╔══
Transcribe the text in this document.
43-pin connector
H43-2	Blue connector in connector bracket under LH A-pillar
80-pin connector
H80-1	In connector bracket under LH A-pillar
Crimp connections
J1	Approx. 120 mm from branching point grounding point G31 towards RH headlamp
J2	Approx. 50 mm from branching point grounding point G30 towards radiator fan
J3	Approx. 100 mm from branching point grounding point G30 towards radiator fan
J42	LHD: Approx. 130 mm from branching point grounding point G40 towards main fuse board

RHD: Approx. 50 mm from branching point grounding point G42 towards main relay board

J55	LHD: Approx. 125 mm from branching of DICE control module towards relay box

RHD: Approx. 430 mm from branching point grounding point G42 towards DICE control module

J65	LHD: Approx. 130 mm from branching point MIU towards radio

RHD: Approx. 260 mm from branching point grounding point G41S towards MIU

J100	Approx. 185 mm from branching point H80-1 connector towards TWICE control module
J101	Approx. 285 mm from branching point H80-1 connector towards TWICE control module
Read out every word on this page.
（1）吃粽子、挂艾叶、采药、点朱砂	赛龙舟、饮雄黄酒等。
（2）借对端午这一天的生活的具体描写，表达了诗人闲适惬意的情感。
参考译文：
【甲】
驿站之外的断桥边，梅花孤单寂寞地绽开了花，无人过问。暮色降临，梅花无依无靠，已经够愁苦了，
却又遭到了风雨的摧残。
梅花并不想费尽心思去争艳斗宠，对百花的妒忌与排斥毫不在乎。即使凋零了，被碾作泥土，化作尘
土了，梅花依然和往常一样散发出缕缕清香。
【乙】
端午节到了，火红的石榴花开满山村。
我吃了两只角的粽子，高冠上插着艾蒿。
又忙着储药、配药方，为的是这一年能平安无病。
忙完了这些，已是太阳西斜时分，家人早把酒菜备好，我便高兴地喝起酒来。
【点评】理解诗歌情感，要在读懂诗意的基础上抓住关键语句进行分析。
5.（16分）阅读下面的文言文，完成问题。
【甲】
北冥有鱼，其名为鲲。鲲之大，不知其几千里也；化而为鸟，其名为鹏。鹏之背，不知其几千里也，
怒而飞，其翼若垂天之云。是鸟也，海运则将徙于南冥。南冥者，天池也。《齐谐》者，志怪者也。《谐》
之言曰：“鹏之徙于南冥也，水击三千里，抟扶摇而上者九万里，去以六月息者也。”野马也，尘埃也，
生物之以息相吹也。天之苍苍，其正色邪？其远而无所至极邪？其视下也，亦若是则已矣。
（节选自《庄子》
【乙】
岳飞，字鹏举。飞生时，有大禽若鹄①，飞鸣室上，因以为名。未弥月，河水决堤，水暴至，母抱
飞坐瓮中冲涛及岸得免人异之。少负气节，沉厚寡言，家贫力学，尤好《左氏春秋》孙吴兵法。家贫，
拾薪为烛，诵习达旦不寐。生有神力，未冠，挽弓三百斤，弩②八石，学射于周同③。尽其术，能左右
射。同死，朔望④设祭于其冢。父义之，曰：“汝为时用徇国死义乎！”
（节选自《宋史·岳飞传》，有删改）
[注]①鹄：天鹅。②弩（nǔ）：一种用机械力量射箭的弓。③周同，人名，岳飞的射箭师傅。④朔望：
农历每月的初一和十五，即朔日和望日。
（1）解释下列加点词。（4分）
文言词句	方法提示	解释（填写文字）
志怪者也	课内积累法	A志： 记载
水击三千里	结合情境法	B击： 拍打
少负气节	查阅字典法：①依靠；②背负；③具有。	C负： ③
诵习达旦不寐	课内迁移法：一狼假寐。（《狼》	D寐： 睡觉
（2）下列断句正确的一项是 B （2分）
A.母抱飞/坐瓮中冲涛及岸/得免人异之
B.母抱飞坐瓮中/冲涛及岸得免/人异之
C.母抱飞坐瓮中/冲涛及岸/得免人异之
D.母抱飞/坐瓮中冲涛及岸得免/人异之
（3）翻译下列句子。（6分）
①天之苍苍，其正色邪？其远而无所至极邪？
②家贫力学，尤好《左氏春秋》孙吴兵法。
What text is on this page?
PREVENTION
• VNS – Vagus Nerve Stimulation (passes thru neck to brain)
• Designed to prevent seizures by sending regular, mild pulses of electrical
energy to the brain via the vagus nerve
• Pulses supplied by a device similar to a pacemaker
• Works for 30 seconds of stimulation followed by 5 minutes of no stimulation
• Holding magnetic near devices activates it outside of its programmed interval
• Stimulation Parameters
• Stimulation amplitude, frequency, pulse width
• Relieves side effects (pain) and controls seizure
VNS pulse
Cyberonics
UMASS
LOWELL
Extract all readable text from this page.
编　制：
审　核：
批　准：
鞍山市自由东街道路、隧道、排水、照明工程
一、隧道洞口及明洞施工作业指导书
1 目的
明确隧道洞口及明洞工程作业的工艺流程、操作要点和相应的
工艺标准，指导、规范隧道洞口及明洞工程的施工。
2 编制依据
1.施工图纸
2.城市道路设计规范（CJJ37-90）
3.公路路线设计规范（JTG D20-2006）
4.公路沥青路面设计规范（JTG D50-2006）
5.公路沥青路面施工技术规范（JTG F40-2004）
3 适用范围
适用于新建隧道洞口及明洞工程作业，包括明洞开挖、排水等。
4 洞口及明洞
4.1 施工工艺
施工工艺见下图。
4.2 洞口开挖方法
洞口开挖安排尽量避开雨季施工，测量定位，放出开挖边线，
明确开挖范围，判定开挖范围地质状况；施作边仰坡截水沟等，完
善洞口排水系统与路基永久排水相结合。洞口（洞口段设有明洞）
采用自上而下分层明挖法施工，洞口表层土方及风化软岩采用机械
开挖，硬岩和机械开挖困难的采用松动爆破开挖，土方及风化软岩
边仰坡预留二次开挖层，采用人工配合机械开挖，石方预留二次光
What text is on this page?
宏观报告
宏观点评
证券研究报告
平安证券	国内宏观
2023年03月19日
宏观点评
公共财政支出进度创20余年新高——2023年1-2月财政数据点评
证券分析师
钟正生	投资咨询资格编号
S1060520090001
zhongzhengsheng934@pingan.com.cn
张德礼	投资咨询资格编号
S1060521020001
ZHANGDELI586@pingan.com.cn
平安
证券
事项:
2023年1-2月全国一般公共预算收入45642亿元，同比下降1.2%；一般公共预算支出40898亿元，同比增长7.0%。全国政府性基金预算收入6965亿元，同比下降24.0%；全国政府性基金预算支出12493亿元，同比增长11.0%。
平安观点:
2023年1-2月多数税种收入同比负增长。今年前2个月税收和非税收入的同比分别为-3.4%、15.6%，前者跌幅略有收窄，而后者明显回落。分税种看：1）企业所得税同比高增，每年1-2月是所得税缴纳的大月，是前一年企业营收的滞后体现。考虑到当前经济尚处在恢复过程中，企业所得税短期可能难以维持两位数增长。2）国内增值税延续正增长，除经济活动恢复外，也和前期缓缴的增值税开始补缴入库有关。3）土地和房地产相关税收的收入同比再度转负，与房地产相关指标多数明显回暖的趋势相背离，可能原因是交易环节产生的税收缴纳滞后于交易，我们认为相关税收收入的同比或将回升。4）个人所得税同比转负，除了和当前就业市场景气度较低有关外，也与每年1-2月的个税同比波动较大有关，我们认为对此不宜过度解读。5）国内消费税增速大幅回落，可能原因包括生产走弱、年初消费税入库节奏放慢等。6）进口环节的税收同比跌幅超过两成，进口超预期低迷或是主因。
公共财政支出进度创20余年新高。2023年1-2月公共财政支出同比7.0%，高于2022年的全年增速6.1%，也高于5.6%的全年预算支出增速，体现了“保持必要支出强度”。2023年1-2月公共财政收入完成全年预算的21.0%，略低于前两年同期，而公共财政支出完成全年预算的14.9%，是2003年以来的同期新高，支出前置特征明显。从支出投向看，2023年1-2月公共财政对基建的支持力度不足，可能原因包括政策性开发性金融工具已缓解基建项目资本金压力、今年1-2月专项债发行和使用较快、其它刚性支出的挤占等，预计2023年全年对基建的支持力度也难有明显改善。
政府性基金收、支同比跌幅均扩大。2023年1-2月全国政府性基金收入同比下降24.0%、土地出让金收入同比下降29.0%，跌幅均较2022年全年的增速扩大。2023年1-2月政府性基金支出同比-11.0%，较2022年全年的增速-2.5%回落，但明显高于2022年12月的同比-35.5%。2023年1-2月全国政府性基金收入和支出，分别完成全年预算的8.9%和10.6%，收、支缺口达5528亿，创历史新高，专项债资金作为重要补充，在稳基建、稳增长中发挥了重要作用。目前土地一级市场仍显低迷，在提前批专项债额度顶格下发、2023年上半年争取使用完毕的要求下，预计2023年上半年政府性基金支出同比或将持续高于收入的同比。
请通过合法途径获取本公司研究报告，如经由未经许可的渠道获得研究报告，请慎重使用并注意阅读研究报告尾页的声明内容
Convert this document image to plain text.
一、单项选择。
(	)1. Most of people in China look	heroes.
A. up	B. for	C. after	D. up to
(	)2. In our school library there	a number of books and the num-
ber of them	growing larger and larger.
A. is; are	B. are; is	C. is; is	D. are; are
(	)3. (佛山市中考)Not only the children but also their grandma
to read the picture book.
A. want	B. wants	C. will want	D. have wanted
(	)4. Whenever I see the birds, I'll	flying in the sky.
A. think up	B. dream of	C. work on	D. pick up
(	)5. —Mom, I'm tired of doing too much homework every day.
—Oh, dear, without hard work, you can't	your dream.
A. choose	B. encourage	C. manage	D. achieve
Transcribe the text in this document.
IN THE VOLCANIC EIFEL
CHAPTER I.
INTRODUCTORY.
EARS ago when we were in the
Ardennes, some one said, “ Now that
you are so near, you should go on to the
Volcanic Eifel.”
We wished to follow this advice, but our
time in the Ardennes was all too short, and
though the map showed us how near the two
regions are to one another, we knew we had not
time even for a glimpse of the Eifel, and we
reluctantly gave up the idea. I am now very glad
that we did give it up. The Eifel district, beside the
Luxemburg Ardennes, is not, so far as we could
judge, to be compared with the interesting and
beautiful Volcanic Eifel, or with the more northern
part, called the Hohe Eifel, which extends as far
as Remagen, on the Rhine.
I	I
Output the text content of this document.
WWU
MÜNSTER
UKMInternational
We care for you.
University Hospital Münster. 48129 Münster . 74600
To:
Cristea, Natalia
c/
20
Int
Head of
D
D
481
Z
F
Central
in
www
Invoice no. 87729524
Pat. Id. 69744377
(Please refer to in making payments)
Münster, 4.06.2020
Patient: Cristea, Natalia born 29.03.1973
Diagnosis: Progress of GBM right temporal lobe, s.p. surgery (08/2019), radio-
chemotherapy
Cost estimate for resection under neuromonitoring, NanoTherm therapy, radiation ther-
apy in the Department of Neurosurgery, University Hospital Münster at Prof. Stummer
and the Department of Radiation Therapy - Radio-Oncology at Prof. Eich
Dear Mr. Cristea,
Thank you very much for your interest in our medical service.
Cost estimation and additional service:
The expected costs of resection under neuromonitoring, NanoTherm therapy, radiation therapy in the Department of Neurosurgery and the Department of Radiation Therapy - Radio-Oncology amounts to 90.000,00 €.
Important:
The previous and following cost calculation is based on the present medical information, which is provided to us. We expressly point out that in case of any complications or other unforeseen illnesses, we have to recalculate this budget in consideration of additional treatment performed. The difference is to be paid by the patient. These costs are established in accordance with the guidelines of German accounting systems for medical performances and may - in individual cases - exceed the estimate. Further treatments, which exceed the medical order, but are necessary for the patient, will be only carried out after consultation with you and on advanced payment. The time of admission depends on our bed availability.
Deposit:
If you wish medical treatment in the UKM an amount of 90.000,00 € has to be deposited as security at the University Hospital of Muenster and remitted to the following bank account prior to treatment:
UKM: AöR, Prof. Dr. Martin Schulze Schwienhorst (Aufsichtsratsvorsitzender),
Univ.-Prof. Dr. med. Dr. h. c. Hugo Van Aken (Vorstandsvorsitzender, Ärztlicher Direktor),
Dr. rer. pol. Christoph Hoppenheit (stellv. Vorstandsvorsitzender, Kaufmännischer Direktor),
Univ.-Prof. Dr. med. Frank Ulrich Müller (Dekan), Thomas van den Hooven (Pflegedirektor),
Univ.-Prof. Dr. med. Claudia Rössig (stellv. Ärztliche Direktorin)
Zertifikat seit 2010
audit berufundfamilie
╚══
- _Prompt_
Scan the material above. Copy each line that holds the word "Approx".

- _Final answer_
J1	Approx. 120 mm from branching point grounding point G31 towards RH headlamp
J2	Approx. 50 mm from branching point grounding point G30 towards radiator fan
J3	Approx. 100 mm from branching point grounding point G30 towards radiator fan
J42	LHD: Approx. 130 mm from branching point grounding point G40 towards main fuse board
RHD: Approx. 50 mm from branching point grounding point G42 towards main relay board
J55	LHD: Approx. 125 mm from branching of DICE control module towards relay box
RHD: Approx. 430 mm from branching point grounding point G42 towards DICE control module
J65	LHD: Approx. 130 mm from branching point MIU towards radio
RHD: Approx. 260 mm from branching point grounding point G41S towards MIU
J100	Approx. 185 mm from branching point H80-1 connector towards TWICE control module
J101	Approx. 285 mm from branching point H80-1 connector towards TWICE control module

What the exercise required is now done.